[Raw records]
┌──

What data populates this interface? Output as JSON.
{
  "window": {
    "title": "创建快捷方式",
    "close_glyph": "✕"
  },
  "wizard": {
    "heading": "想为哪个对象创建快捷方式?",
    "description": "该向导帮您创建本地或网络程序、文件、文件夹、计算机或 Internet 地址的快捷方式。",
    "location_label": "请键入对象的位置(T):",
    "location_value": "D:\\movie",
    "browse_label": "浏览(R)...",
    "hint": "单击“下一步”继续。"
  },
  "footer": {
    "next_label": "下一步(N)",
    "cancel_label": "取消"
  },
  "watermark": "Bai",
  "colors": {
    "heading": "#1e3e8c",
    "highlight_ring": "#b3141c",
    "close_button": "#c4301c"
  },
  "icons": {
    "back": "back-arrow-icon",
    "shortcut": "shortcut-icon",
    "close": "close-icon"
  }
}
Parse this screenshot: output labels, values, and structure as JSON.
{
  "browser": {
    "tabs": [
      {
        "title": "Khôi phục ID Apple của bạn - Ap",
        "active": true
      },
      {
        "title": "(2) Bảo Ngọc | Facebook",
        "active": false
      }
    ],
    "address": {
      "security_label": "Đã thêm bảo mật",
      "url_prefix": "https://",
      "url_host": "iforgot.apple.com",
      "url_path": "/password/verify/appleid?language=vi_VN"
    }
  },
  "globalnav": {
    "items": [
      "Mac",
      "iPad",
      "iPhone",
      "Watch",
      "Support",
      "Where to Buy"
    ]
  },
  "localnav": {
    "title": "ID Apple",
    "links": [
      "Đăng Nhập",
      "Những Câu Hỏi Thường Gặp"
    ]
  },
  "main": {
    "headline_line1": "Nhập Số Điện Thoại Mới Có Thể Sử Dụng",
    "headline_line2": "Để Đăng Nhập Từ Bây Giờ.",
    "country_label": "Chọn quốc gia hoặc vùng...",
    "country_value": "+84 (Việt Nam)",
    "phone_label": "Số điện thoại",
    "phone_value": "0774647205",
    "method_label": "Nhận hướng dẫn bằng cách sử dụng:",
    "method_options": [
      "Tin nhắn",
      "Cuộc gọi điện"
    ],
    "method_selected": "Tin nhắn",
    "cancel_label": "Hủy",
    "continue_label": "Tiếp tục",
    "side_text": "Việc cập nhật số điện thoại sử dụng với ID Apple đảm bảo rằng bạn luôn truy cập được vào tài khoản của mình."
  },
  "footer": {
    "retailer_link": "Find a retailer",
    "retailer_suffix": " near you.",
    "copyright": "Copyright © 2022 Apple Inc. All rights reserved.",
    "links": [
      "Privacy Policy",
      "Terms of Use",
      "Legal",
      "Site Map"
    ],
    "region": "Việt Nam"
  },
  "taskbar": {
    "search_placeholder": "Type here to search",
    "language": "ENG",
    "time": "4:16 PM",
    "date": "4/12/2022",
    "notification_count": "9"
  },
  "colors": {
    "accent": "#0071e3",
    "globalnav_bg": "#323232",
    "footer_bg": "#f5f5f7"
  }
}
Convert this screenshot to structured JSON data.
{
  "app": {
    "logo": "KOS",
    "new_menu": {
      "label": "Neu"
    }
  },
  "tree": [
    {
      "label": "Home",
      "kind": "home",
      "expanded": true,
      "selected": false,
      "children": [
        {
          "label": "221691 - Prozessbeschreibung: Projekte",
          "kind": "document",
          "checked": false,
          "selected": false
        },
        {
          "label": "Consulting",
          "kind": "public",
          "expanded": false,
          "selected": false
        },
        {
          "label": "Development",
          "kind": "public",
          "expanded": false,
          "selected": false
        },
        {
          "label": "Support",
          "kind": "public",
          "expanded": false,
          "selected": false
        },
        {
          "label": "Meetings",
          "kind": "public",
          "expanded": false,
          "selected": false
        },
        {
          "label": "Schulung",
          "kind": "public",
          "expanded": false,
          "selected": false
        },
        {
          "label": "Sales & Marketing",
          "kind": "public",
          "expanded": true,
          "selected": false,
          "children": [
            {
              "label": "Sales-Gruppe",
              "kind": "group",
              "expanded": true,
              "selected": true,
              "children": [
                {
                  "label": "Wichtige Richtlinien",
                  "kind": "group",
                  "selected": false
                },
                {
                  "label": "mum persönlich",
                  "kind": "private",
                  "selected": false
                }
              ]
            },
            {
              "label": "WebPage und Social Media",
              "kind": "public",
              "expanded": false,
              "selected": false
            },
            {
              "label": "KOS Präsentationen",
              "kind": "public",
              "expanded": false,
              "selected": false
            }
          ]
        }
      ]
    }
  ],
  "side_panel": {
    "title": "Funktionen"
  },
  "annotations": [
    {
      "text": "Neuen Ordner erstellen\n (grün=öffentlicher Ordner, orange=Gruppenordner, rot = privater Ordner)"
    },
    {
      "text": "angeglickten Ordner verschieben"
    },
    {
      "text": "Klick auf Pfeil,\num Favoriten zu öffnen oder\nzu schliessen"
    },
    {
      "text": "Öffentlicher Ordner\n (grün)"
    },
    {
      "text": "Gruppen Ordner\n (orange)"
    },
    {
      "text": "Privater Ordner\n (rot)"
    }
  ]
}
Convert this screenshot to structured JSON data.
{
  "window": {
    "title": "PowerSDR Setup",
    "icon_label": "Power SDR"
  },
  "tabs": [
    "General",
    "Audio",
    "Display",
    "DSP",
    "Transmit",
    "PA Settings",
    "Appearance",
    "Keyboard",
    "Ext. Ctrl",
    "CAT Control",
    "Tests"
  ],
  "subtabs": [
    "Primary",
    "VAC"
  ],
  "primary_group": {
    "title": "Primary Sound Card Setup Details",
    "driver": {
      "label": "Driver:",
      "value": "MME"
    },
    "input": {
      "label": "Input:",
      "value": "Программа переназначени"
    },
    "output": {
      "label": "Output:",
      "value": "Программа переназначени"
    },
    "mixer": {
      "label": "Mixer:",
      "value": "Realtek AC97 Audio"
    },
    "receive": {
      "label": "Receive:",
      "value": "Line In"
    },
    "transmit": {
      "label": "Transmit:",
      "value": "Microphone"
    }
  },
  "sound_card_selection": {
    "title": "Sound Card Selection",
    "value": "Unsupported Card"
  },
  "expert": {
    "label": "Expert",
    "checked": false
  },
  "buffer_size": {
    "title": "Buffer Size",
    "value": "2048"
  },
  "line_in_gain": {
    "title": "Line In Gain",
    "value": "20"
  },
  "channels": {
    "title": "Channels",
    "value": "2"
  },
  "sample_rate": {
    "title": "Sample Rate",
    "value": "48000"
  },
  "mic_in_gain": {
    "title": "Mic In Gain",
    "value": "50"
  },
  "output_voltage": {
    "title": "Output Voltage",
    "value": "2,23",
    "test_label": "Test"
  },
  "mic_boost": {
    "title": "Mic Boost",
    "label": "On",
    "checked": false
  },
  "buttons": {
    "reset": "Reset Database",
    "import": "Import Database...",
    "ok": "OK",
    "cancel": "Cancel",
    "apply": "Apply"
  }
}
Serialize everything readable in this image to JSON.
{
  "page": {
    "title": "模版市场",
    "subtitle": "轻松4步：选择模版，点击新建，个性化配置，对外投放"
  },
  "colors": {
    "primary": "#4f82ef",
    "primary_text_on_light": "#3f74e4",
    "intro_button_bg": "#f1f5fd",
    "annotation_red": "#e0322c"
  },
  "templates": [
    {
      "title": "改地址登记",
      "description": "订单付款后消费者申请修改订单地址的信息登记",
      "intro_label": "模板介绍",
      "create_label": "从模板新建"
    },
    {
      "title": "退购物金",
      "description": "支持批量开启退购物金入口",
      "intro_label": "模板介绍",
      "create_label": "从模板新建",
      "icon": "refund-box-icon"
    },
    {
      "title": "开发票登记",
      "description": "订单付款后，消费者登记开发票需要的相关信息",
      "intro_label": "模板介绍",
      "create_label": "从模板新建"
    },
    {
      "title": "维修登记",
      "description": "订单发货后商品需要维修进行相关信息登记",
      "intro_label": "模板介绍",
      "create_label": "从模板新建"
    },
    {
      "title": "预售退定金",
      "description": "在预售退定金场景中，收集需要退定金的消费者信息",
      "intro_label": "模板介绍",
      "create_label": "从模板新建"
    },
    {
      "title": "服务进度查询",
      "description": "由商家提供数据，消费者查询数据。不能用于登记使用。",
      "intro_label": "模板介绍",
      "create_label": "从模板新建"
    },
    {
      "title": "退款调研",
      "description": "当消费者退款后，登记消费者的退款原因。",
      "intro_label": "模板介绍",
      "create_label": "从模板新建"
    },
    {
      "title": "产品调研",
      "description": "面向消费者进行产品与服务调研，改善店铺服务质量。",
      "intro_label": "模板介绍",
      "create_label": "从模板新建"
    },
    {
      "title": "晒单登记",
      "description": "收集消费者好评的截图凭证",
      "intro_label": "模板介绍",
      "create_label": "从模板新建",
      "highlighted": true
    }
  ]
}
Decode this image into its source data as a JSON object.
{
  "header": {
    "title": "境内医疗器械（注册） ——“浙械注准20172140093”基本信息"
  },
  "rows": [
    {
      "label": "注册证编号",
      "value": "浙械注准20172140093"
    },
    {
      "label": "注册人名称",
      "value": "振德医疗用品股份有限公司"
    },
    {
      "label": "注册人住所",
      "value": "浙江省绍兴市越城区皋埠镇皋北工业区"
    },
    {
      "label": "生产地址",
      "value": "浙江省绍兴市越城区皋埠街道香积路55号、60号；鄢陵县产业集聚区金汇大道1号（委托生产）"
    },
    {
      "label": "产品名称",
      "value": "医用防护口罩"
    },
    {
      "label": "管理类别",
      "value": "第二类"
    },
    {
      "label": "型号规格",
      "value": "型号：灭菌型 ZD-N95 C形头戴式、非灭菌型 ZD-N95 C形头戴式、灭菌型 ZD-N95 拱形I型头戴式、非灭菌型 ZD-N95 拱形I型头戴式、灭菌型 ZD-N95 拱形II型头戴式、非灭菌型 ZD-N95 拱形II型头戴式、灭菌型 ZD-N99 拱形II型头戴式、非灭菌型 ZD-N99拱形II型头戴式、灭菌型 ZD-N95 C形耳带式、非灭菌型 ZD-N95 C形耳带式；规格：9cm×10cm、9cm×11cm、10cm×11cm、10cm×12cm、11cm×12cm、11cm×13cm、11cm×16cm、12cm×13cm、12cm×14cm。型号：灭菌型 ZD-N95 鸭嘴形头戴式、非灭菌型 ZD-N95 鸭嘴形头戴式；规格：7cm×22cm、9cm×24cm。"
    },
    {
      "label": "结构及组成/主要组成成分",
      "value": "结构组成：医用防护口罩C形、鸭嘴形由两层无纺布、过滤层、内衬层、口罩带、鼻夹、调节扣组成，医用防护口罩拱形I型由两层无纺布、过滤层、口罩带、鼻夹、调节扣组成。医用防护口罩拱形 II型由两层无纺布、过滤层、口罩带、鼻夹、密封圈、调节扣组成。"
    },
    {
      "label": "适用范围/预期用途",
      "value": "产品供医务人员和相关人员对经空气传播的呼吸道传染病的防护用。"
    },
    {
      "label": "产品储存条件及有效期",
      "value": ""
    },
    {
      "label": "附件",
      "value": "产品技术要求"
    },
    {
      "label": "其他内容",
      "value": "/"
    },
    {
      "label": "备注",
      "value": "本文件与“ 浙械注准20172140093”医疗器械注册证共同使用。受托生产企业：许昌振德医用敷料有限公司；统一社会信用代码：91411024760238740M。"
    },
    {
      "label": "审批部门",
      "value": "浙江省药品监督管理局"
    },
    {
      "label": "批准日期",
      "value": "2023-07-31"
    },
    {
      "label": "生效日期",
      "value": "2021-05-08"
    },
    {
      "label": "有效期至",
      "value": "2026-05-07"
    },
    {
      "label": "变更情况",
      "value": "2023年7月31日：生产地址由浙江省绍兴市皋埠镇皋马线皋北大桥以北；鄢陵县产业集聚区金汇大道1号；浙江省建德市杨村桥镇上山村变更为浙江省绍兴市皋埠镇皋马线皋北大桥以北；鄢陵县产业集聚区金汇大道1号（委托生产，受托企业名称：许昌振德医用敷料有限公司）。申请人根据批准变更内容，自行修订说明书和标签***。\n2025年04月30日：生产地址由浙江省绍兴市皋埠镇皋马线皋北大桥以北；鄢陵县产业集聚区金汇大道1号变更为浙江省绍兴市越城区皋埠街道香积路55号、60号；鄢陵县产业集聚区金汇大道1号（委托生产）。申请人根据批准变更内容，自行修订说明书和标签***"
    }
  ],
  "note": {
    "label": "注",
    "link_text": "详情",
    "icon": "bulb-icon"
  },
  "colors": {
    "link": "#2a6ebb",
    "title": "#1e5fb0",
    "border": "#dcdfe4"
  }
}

└──

- STATED EXERCISE
Show all lines from the data above in which the word "grün" appears.

- RESULT FOR THIS EXERCISE
      "text": "Neuen Ordner erstellen\n (grün=öffentlicher Ordner, orange=Gruppenordner, rot = privater Ordner)"
      "text": "Öffentlicher Ordner\n (grün)"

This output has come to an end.